DATASET ROWS:

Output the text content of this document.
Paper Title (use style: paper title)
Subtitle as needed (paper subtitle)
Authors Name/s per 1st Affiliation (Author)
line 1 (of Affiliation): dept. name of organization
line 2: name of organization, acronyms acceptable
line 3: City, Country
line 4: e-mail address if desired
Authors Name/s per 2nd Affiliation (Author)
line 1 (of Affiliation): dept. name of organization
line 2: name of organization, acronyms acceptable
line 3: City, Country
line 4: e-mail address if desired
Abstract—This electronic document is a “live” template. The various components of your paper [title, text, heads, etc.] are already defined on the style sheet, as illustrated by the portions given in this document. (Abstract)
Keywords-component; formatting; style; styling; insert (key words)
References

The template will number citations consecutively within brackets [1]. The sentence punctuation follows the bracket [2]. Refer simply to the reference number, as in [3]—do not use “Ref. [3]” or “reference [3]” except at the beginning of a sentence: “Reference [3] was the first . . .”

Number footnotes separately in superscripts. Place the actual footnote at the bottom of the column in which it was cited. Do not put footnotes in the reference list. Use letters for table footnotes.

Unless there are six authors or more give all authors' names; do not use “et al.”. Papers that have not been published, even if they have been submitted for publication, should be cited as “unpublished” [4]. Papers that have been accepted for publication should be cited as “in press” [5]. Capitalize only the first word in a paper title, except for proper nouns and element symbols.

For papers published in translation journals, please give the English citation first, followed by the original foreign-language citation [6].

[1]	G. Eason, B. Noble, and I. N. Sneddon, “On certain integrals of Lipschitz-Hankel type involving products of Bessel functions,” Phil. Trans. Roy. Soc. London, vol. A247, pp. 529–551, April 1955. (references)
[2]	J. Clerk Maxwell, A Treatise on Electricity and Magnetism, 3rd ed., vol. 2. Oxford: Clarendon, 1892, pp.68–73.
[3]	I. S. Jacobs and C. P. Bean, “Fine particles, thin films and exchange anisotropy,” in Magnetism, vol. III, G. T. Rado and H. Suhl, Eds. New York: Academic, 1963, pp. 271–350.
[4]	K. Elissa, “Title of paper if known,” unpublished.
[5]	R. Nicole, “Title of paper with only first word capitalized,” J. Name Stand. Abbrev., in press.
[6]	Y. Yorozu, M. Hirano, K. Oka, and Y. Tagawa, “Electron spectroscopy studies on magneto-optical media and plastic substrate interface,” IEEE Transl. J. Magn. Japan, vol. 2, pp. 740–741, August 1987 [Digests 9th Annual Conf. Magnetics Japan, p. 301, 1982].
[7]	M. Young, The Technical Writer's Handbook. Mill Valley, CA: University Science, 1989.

REQUIREMENTS: Copy each line of the records above that carries the word "Magnetism".

ANSWER TO THE EXERCISE:
[2]	J. Clerk Maxwell, A Treatise on Electricity and Magnetism, 3rd ed., vol. 2. Oxford: Clarendon, 1892, pp.68–73.
[3]	I. S. Jacobs and C. P. Bean, “Fine particles, thin films and exchange anisotropy,” in Magnetism, vol. III, G. T. Rado and H. Suhl, Eds. New York: Academic, 1963, pp. 271–350.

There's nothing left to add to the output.